STORED RECORDS:
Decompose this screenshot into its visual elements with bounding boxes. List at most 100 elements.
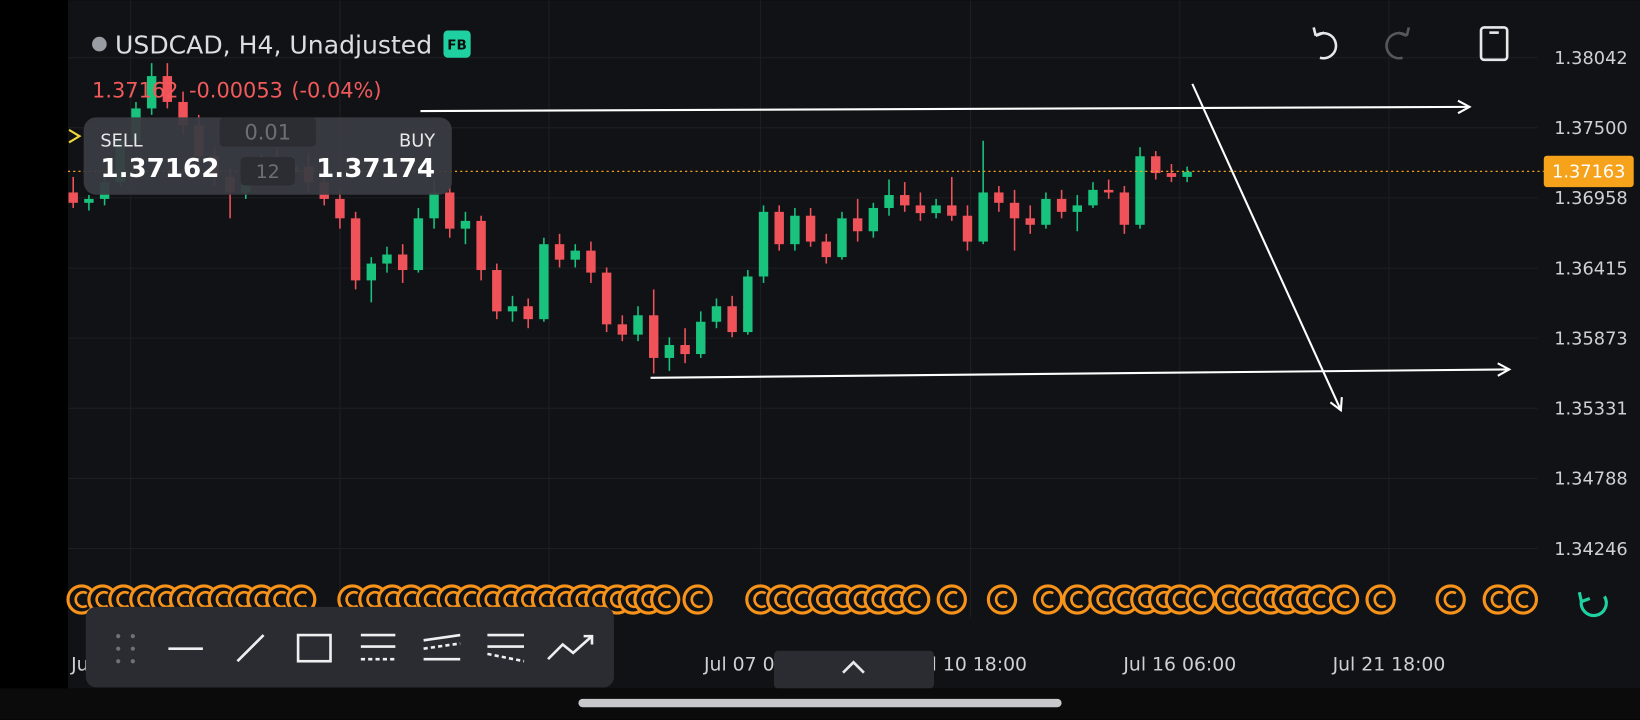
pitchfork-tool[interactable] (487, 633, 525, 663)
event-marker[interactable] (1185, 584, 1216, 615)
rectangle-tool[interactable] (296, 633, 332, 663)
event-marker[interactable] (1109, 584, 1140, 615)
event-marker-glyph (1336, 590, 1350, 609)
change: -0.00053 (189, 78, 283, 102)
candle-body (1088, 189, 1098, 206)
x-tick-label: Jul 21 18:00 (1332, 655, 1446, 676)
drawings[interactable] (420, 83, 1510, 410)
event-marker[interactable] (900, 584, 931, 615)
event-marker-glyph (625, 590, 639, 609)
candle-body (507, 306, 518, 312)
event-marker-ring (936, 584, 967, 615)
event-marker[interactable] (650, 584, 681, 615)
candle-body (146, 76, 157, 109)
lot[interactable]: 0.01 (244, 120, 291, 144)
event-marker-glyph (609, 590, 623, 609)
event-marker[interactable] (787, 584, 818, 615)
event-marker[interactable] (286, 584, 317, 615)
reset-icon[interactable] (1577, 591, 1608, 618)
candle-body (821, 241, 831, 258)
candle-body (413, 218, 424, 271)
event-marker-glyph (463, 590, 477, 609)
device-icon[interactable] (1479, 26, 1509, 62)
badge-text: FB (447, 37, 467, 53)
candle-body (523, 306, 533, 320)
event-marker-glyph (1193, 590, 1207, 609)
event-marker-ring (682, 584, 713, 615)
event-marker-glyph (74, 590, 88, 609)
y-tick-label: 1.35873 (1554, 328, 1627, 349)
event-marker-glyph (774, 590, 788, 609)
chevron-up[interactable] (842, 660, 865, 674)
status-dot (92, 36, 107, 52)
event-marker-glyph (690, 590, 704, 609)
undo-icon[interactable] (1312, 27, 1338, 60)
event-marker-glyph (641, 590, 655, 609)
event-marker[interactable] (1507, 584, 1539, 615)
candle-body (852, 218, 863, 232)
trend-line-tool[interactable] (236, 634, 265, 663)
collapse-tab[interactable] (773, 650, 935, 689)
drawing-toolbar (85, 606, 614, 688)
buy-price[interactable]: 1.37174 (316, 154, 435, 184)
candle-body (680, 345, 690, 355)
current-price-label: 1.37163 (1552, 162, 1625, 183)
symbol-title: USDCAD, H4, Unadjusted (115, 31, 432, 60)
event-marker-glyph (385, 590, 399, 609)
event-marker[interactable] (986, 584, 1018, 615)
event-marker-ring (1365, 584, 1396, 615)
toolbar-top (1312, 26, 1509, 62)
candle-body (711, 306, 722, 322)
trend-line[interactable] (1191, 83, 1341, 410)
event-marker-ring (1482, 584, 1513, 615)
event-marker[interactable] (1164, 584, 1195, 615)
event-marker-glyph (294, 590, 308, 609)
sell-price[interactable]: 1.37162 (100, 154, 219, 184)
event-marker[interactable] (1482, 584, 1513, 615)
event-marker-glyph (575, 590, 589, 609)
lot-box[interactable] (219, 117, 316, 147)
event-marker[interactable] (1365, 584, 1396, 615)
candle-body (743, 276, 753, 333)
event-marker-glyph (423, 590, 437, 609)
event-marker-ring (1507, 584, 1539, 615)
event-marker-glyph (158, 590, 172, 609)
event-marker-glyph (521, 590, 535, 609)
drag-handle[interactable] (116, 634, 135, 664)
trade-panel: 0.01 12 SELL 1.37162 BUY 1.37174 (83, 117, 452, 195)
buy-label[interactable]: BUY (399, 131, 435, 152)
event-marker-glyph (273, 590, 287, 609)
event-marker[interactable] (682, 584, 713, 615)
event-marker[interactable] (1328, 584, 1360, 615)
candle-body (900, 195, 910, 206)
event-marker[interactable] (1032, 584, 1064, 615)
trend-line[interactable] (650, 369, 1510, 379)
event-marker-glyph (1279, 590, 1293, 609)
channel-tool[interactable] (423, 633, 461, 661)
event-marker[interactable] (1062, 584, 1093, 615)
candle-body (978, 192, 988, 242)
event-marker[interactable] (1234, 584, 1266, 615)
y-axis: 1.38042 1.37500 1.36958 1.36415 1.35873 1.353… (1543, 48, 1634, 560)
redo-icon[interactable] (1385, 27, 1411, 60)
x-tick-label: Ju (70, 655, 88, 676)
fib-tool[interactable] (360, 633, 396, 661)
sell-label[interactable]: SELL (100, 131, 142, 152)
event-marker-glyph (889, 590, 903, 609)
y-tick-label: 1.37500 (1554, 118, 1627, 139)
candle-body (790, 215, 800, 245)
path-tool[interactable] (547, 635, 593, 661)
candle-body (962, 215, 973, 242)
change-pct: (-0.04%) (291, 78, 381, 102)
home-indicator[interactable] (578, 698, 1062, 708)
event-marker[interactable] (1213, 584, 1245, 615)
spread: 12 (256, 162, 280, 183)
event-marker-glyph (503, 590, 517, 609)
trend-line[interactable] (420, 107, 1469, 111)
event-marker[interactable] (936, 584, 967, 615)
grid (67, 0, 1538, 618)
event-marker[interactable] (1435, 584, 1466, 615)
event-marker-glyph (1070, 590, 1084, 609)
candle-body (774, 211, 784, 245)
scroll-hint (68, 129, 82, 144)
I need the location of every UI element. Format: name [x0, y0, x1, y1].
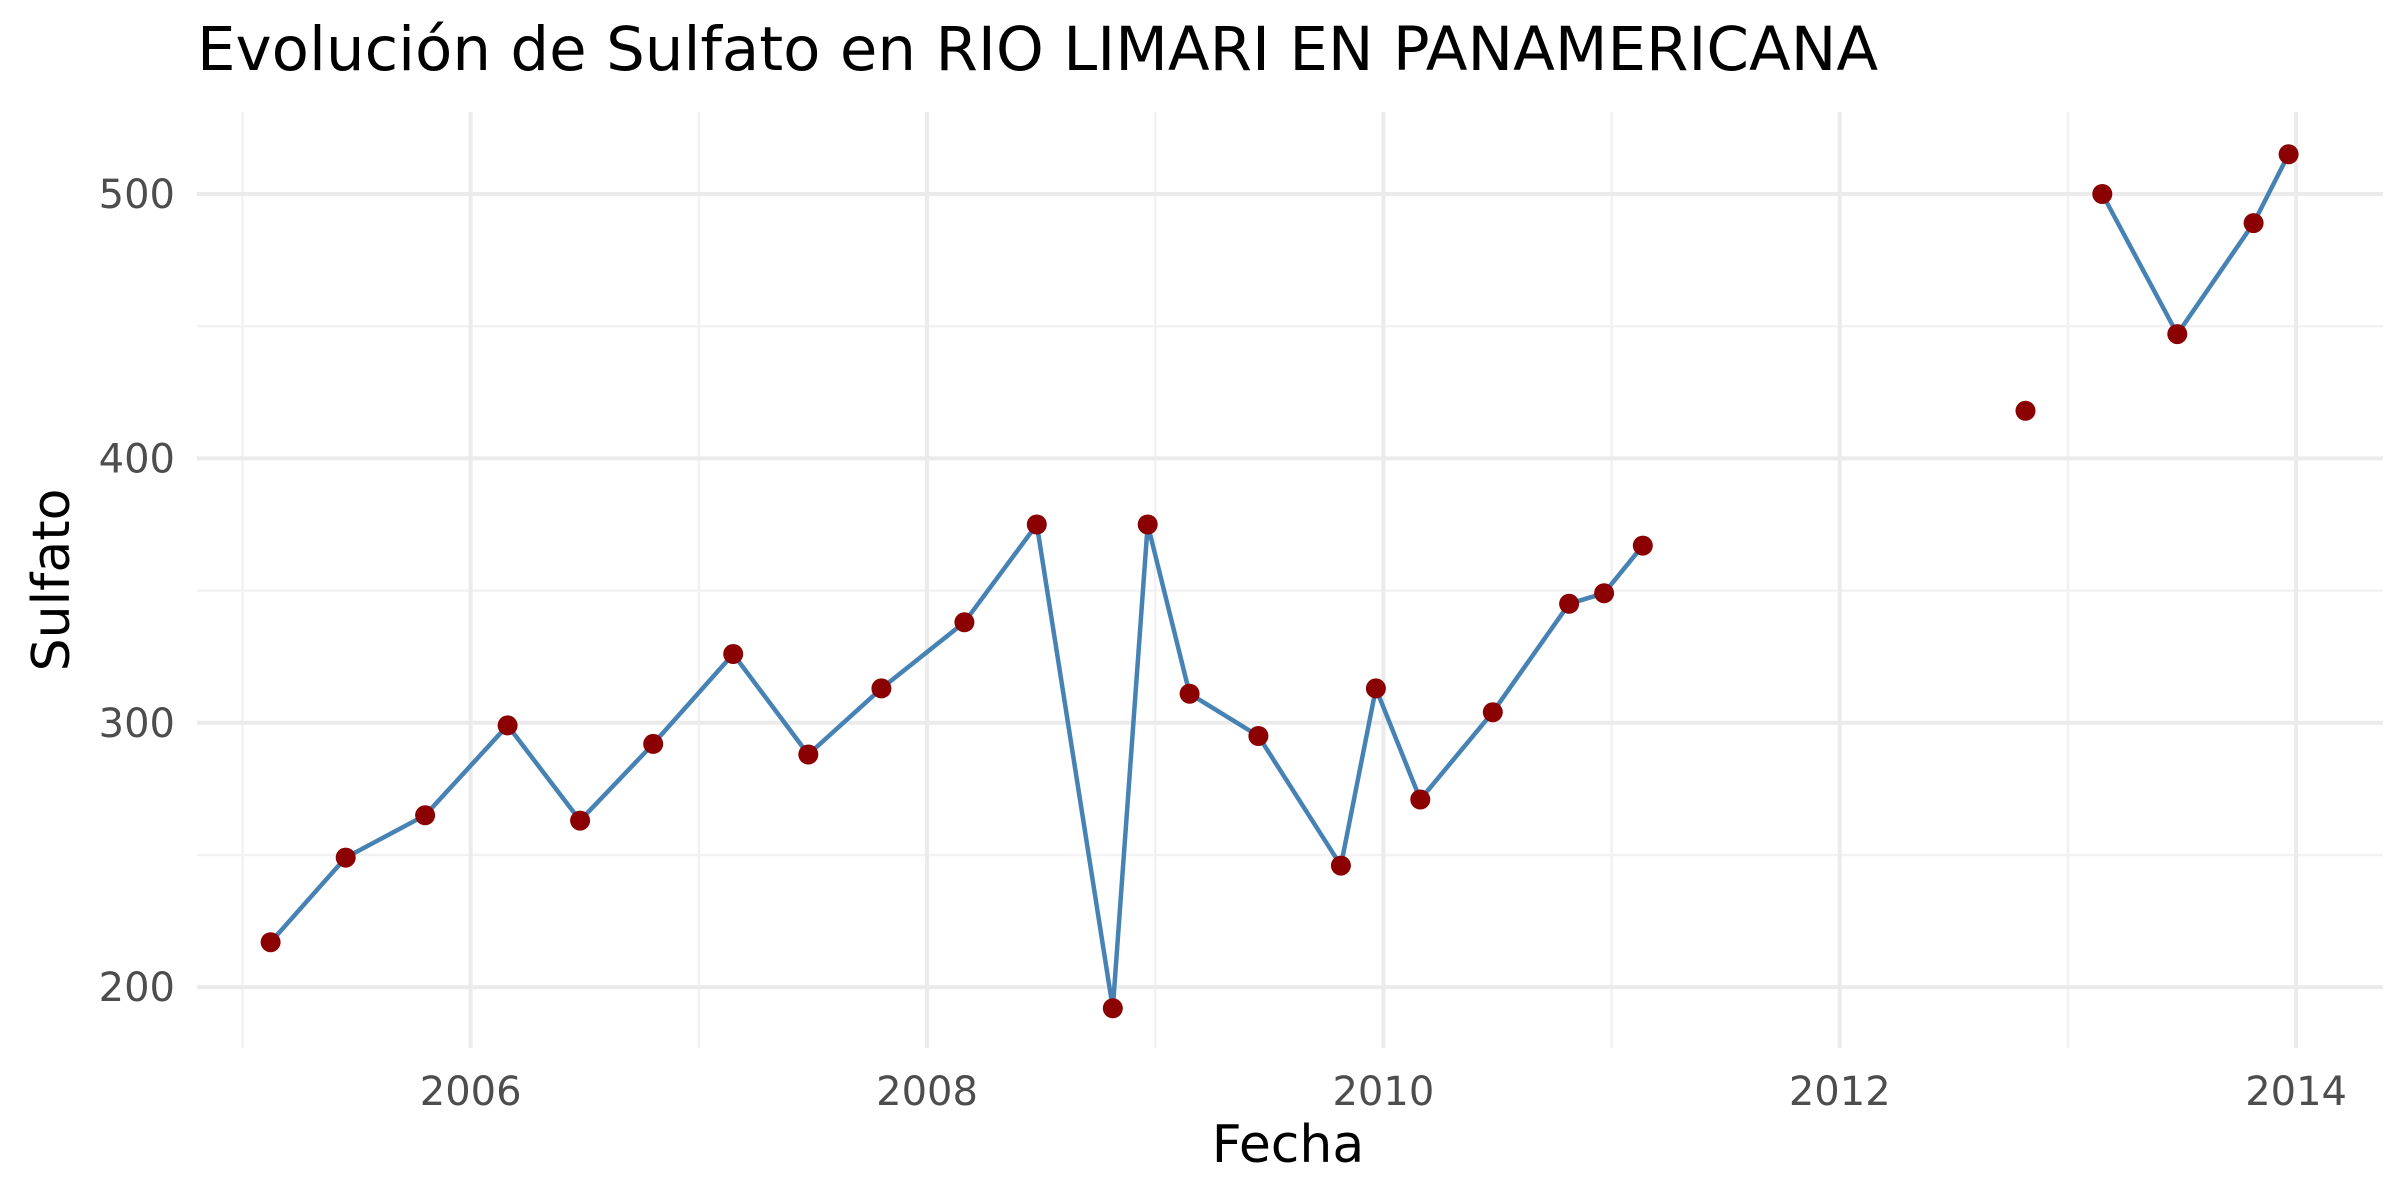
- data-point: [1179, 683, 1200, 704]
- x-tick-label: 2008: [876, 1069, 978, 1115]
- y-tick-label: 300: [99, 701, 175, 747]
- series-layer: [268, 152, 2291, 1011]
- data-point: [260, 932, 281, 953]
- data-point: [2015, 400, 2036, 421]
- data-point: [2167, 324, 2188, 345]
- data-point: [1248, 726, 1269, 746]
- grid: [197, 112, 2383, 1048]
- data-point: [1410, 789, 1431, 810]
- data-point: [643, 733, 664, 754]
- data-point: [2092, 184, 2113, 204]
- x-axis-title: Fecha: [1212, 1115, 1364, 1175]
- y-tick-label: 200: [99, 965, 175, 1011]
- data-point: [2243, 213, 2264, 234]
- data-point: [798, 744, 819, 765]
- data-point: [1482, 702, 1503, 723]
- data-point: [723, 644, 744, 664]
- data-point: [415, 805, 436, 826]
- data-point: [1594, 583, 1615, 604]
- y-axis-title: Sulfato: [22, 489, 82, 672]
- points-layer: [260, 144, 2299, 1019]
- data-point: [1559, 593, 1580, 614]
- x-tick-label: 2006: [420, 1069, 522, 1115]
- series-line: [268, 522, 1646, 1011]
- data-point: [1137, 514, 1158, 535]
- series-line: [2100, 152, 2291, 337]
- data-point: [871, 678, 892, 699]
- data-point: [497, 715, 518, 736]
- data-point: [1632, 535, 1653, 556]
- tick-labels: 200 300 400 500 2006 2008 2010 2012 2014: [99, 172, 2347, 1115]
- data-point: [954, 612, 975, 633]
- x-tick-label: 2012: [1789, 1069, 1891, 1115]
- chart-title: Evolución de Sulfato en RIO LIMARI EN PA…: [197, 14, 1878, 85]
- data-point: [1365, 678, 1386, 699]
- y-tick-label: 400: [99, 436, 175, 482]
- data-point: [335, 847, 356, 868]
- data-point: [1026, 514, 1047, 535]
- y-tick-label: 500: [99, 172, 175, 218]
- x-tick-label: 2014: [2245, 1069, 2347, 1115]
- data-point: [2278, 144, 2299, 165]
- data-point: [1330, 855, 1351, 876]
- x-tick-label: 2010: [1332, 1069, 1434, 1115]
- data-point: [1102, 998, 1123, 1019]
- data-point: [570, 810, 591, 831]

YOUR OBJECTIVE: Format every line of the records above as a Markdown table with the columns No. and Entry, numbering the rows in order and leaving out blank lines. Don't include the pictures in the answer.

ANSWER:
| No. | Entry |
|---|---|
| 1 | Decompose this screenshot into its visual elements with bounding boxes. List at most 100 elements. |
| 2 | pitchfork-tool[interactable] (487, 633, 525, 663) |
| 3 | event-marker[interactable] (1185, 584, 1216, 615) |
| 4 | rectangle-tool[interactable] (296, 633, 332, 663) |
| 5 | event-marker[interactable] (1109, 584, 1140, 615) |
| 6 | event-marker-glyph (1336, 590, 1350, 609) |
| 7 | change: -0.00053 (189, 78, 283, 102) |
| 8 | candle-body (1088, 189, 1098, 206) |
| 9 | x-tick-label: Jul 21 18:00 (1332, 655, 1446, 676) |
| 10 | drawings[interactable] (420, 83, 1510, 410) |
| 11 | event-marker[interactable] (900, 584, 931, 615) |
| 12 | event-marker-glyph (625, 590, 639, 609) |
| 13 | candle-body (507, 306, 518, 312) |
| 14 | event-marker-ring (936, 584, 967, 615) |
| 15 | event-marker[interactable] (650, 584, 681, 615) |
| 16 | candle-body (146, 76, 157, 109) |
| 17 | lot[interactable]: 0.01 (244, 120, 291, 144) |
| 18 | event-marker-glyph (609, 590, 623, 609) |
| 19 | event-marker[interactable] (787, 584, 818, 615) |
| 20 | event-marker[interactable] (286, 584, 317, 615) |
| 21 | reset-icon[interactable] (1577, 591, 1608, 618) |
| 22 | candle-body (821, 241, 831, 258) |
| 23 | candle-body (413, 218, 424, 271) |
| 24 | event-marker-glyph (463, 590, 477, 609) |
| 25 | device-icon[interactable] (1479, 26, 1509, 62) |
| 26 | badge-text: FB (447, 37, 467, 53) |
| 27 | candle-body (523, 306, 533, 320) |
| 28 | event-marker-glyph (1193, 590, 1207, 609) |
| 29 | event-marker-ring (682, 584, 713, 615) |
| 30 | event-marker-glyph (74, 590, 88, 609) |
| 31 | y-tick-label: 1.35873 (1554, 328, 1627, 349) |
| 32 | event-marker-glyph (774, 590, 788, 609) |
| 33 | chevron-up[interactable] (842, 660, 865, 674) |
| 34 | status-dot (92, 36, 107, 52) |
| 35 | event-marker-glyph (690, 590, 704, 609) |
| 36 | undo-icon[interactable] (1312, 27, 1338, 60) |
| 37 | event-marker-glyph (641, 590, 655, 609) |
| 38 | event-marker[interactable] (1507, 584, 1539, 615) |
| 39 | candle-body (852, 218, 863, 232) |
| 40 | trend-line-tool[interactable] (236, 634, 265, 663) |
| 41 | collapse-tab[interactable] (773, 650, 935, 689) |
| 42 | drawing-toolbar (85, 606, 614, 688) |
| 43 | buy-price[interactable]: 1.37174 (316, 154, 435, 184) |
| 44 | candle-body (680, 345, 690, 355) |
| 45 | current-price-label: 1.37163 (1552, 162, 1625, 183) |
| 46 | symbol-title: USDCAD, H4, Unadjusted (115, 31, 432, 60) |
| 47 | event-marker-glyph (385, 590, 399, 609) |
| 48 | event-marker[interactable] (986, 584, 1018, 615) |
| 49 | event-marker-ring (1365, 584, 1396, 615) |
| 50 | toolbar-top (1312, 26, 1509, 62) |
| 51 | candle-body (711, 306, 722, 322) |
| 52 | trend-line[interactable] (1191, 83, 1341, 410) |
| 53 | event-marker-ring (1482, 584, 1513, 615) |
| 54 | event-marker[interactable] (1164, 584, 1195, 615) |
| 55 | event-marker-glyph (294, 590, 308, 609) |
| 56 | sell-price[interactable]: 1.37162 (100, 154, 219, 184) |
| 57 | event-marker[interactable] (1482, 584, 1513, 615) |
| 58 | event-marker-glyph (575, 590, 589, 609) |
| 59 | lot-box[interactable] (219, 117, 316, 147) |
| 60 | event-marker[interactable] (1365, 584, 1396, 615) |
| 61 | candle-body (743, 276, 753, 333) |
| 62 | event-marker-glyph (423, 590, 437, 609) |
| 63 | event-marker-ring (1507, 584, 1539, 615) |
| 64 | event-marker-glyph (158, 590, 172, 609) |
| 65 | event-marker-glyph (521, 590, 535, 609) |
| 66 | drag-handle[interactable] (116, 634, 135, 664) |
| 67 | trade-panel: 0.01 12 SELL 1.37162 BUY 1.37174 (83, 117, 452, 195) |
| 68 | buy-label[interactable]: BUY (399, 131, 435, 152) |
| 69 | event-marker-glyph (273, 590, 287, 609) |
| 70 | event-marker[interactable] (682, 584, 713, 615) |
| 71 | event-marker[interactable] (1328, 584, 1360, 615) |
| 72 | candle-body (900, 195, 910, 206) |
| 73 | event-marker[interactable] (1032, 584, 1064, 615) |
| 74 | trend-line[interactable] (650, 369, 1510, 379) |
| 75 | event-marker-glyph (1279, 590, 1293, 609) |
| 76 | channel-tool[interactable] (423, 633, 461, 661) |
| 77 | event-marker[interactable] (1062, 584, 1093, 615) |
| 78 | candle-body (978, 192, 988, 242) |
| 79 | event-marker[interactable] (1234, 584, 1266, 615) |
| 80 | y-axis: 1.38042 1.37500 1.36958 1.36415 1.35873 1.353… (1543, 48, 1634, 560) |
| 81 | redo-icon[interactable] (1385, 27, 1411, 60) |
| 82 | x-tick-label: Ju (70, 655, 88, 676) |
| 83 | fib-tool[interactable] (360, 633, 396, 661) |
| 84 | sell-label[interactable]: SELL (100, 131, 142, 152) |
| 85 | event-marker-glyph (889, 590, 903, 609) |
| 86 | y-tick-label: 1.37500 (1554, 118, 1627, 139) |
| 87 | candle-body (790, 215, 800, 245) |
| 88 | path-tool[interactable] (547, 635, 593, 661) |
| 89 | candle-body (962, 215, 973, 242) |
| 90 | change-pct: (-0.04%) (291, 78, 381, 102) |
| 91 | home-indicator[interactable] (578, 698, 1062, 708) |
| 92 | event-marker[interactable] (1213, 584, 1245, 615) |
| 93 | spread: 12 (256, 162, 280, 183) |
| 94 | event-marker-glyph (503, 590, 517, 609) |
| 95 | trend-line[interactable] (420, 107, 1469, 111) |
| 96 | event-marker[interactable] (936, 584, 967, 615) |
| 97 | grid (67, 0, 1538, 618) |
| 98 | event-marker[interactable] (1435, 584, 1466, 615) |
| 99 | event-marker-glyph (1070, 590, 1084, 609) |
| 100 | candle-body (774, 211, 784, 245) |
| 101 | scroll-hint (68, 129, 82, 144) |
| 102 | I need the location of every UI element. Format: name [x0, y0, x1, y1]. |
| 103 | - data-point: [1179, 683, 1200, 704] |
| 104 | - x-tick-label: 2008: [876, 1069, 978, 1115] |
| 105 | - y-tick-label: 300: [99, 701, 175, 747] |
| 106 | - series-layer: [268, 152, 2291, 1011] |
| 107 | - data-point: [260, 932, 281, 953] |
| 108 | - data-point: [2015, 400, 2036, 421] |
| 109 | - data-point: [2167, 324, 2188, 345] |
| 110 | - data-point: [1248, 726, 1269, 746] |
| 111 | - grid: [197, 112, 2383, 1048] |
| 112 | - data-point: [1410, 789, 1431, 810] |
| 113 | - data-point: [643, 733, 664, 754] |
| 114 | - data-point: [2092, 184, 2113, 204] |
| 115 | - x-axis-title: Fecha: [1212, 1115, 1364, 1175] |
| 116 | - y-tick-label: 200: [99, 965, 175, 1011] |
| 117 | - data-point: [2243, 213, 2264, 234] |
| 118 | - data-point: [798, 744, 819, 765] |
| 119 | - data-point: [1482, 702, 1503, 723] |
| 120 | - data-point: [723, 644, 744, 664] |
| 121 | - data-point: [415, 805, 436, 826] |
| 122 | - data-point: [1594, 583, 1615, 604] |
| 123 | - y-axis-title: Sulfato: [22, 489, 82, 672] |
| 124 | - points-layer: [260, 144, 2299, 1019] |
| 125 | - data-point: [1559, 593, 1580, 614] |
| 126 | - x-tick-label: 2006: [420, 1069, 522, 1115] |
| 127 | - series-line: [268, 522, 1646, 1011] |
| 128 | - data-point: [1137, 514, 1158, 535] |
| 129 | - series-line: [2100, 152, 2291, 337] |
| 130 | - data-point: [871, 678, 892, 699] |
| 131 | - data-point: [497, 715, 518, 736] |
| 132 | - data-point: [1632, 535, 1653, 556] |
| 133 | - tick-labels: 200 300 400 500 2006 2008 2010 2012 2014: [99, 172, 2347, 1115] |
| 134 | - data-point: [954, 612, 975, 633] |
| 135 | - x-tick-label: 2012: [1789, 1069, 1891, 1115] |
| 136 | - chart-title: Evolución de Sulfato en RIO LIMARI EN PA…: [197, 14, 1878, 85] |
| 137 | - data-point: [1365, 678, 1386, 699] |
| 138 | - y-tick-label: 400: [99, 436, 175, 482] |
| 139 | - data-point: [335, 847, 356, 868] |
| 140 | - data-point: [1026, 514, 1047, 535] |
| 141 | - y-tick-label: 500: [99, 172, 175, 218] |
| 142 | - x-tick-label: 2014: [2245, 1069, 2347, 1115] |
| 143 | - data-point: [2278, 144, 2299, 165] |
| 144 | - data-point: [1330, 855, 1351, 876] |
| 145 | - x-tick-label: 2010: [1332, 1069, 1434, 1115] |
| 146 | - data-point: [1102, 998, 1123, 1019] |
| 147 | - data-point: [570, 810, 591, 831] |